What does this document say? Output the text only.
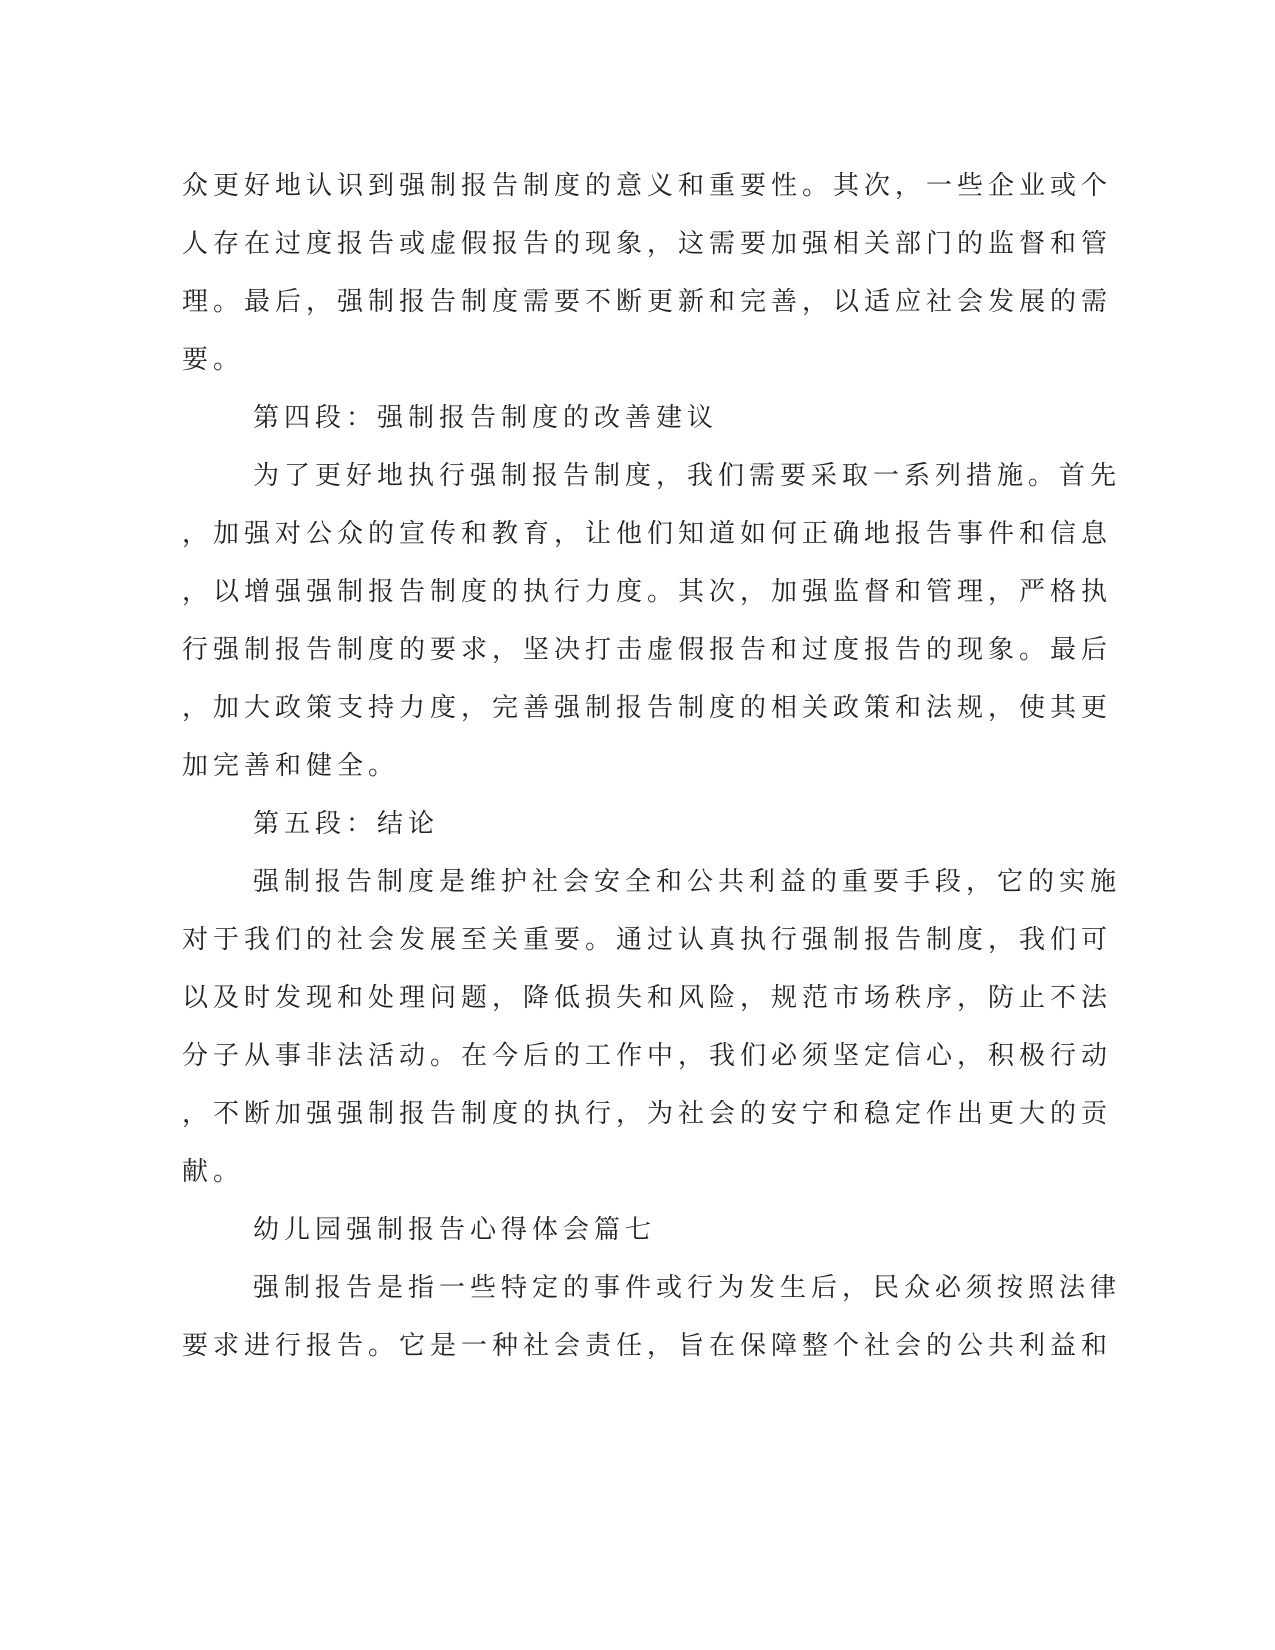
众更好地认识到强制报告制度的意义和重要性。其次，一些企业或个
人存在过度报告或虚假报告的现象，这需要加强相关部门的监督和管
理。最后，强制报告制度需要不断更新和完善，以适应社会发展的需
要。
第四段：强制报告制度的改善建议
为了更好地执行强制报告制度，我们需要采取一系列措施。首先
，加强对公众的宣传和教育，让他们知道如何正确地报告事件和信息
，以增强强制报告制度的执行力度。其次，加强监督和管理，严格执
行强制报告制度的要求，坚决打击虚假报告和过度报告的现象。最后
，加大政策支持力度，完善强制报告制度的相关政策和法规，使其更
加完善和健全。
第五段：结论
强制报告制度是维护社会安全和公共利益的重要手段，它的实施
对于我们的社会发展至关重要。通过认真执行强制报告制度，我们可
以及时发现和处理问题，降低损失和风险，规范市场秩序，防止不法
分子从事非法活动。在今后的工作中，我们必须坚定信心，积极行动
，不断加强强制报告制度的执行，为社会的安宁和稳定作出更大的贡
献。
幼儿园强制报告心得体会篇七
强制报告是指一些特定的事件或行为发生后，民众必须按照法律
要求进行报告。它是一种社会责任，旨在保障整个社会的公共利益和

= = =

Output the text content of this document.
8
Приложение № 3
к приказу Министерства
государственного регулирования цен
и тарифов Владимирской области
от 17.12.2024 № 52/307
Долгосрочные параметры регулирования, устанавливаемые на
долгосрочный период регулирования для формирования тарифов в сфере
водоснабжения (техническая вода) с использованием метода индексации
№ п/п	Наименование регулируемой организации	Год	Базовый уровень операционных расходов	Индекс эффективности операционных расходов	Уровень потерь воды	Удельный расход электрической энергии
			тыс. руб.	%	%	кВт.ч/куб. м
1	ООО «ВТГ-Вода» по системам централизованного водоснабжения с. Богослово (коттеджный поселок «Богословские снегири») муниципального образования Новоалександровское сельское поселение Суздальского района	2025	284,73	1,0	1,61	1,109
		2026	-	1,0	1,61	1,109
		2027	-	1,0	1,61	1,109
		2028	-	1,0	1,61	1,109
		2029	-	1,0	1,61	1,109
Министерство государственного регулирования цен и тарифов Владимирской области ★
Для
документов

= = =

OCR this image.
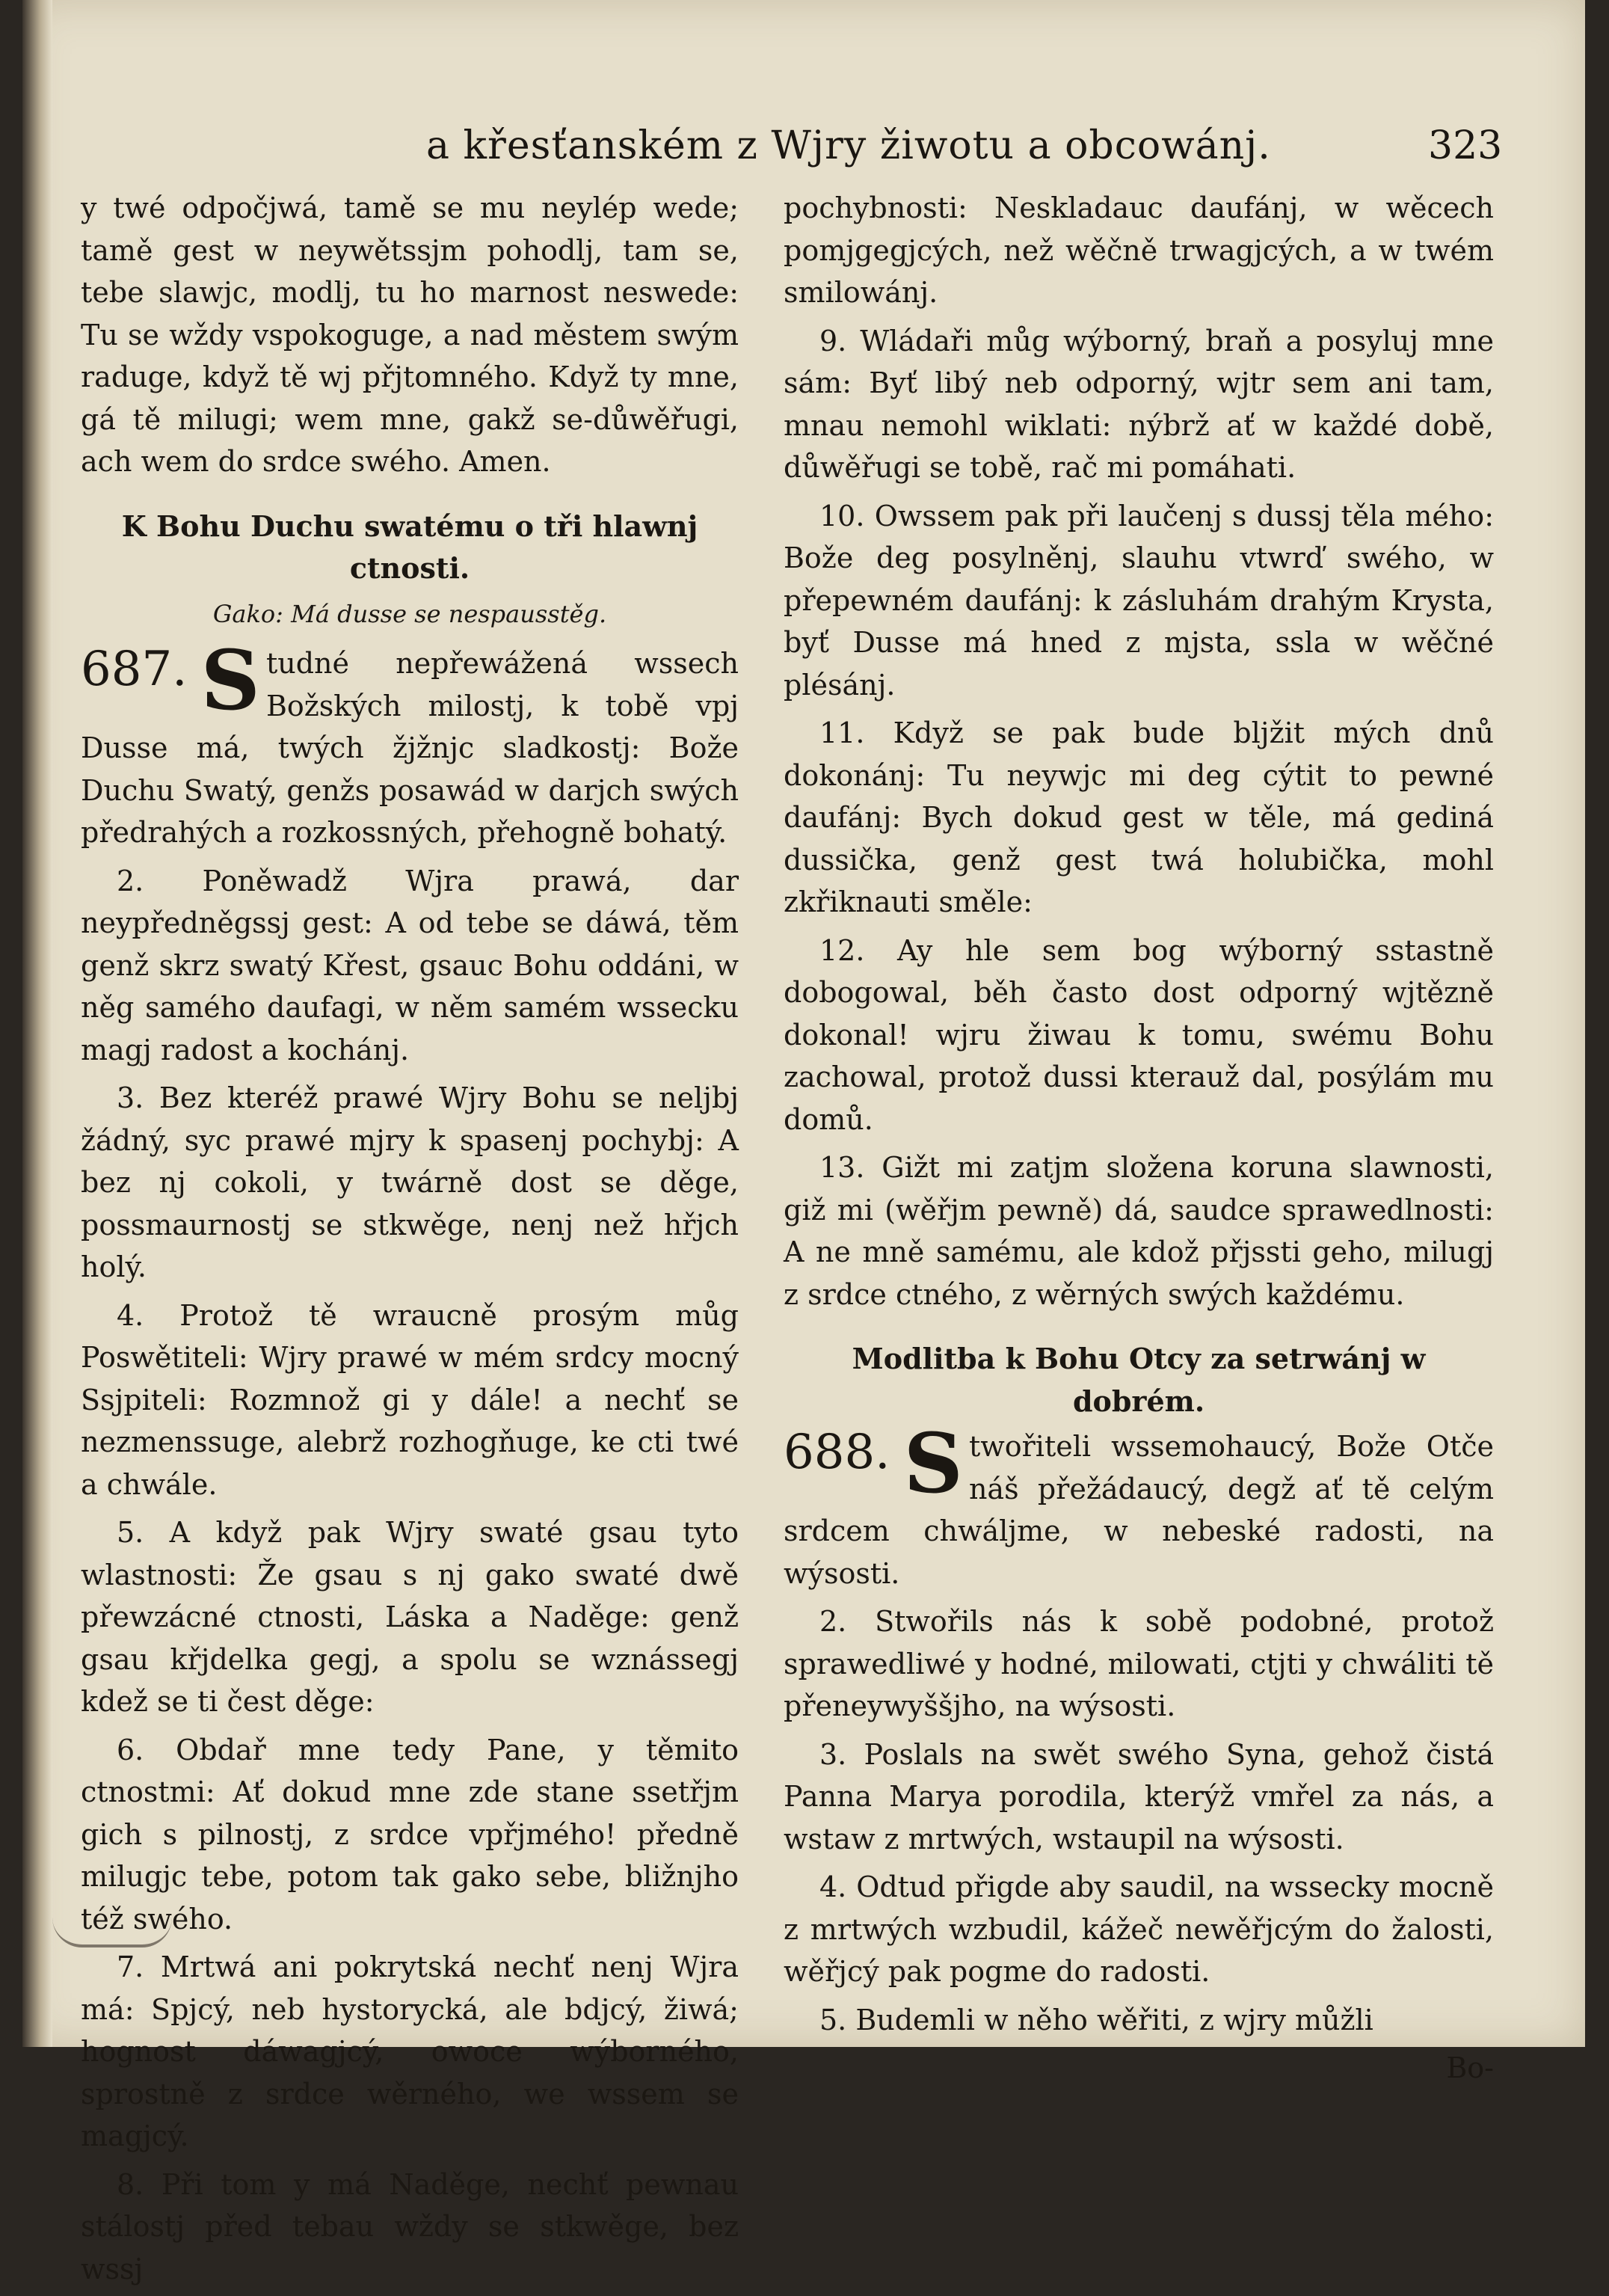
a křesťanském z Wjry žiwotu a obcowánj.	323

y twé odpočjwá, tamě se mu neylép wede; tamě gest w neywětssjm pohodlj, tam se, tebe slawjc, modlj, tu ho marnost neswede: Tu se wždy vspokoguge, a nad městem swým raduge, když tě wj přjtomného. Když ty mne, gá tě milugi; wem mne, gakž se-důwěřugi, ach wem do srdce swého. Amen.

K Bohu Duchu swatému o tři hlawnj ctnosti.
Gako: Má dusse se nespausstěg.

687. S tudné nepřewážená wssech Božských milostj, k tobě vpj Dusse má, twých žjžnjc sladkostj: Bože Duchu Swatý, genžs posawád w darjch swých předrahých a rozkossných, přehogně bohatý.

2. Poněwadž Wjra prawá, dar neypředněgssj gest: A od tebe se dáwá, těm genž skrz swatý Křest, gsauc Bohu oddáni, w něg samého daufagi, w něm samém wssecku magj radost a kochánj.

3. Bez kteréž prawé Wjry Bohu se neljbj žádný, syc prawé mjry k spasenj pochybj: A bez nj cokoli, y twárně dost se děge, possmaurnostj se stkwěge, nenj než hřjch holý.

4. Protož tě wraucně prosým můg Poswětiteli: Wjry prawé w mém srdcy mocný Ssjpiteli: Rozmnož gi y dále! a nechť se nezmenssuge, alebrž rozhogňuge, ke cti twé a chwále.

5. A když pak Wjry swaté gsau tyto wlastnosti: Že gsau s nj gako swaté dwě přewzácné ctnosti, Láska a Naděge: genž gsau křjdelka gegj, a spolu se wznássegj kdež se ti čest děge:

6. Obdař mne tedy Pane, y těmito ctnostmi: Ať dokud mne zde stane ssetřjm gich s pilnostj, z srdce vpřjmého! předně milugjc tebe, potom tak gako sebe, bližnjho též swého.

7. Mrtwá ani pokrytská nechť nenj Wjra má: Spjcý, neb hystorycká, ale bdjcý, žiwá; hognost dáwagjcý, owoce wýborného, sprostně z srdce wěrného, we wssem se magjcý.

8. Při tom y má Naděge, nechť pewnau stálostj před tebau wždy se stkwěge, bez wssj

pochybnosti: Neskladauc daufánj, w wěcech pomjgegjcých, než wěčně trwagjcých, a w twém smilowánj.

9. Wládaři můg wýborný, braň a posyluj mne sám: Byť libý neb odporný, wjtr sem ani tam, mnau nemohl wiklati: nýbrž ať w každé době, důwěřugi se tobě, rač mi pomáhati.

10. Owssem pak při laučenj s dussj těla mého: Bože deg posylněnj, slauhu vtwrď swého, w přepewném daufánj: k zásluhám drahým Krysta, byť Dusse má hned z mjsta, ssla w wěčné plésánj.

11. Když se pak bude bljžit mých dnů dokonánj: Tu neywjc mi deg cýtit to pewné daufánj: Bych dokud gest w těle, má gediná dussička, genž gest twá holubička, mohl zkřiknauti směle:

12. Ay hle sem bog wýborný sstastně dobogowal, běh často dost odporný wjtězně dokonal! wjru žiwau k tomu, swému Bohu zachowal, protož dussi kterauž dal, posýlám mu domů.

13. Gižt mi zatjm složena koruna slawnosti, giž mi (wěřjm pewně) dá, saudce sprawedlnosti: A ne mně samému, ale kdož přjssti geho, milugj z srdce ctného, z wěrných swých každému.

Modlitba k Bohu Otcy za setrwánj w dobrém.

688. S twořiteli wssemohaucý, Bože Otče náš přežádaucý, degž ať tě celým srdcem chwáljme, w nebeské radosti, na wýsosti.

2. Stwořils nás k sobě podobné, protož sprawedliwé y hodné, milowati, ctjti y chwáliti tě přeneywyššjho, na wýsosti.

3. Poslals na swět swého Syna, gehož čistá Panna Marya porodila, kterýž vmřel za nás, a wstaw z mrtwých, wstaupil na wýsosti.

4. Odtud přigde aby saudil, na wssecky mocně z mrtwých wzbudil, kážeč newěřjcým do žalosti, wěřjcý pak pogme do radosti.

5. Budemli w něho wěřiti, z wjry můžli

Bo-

= = =

Go over the records above and tally each line that includes "text". Give the total by itself.

= RESULT OF THE EXERCISE =
2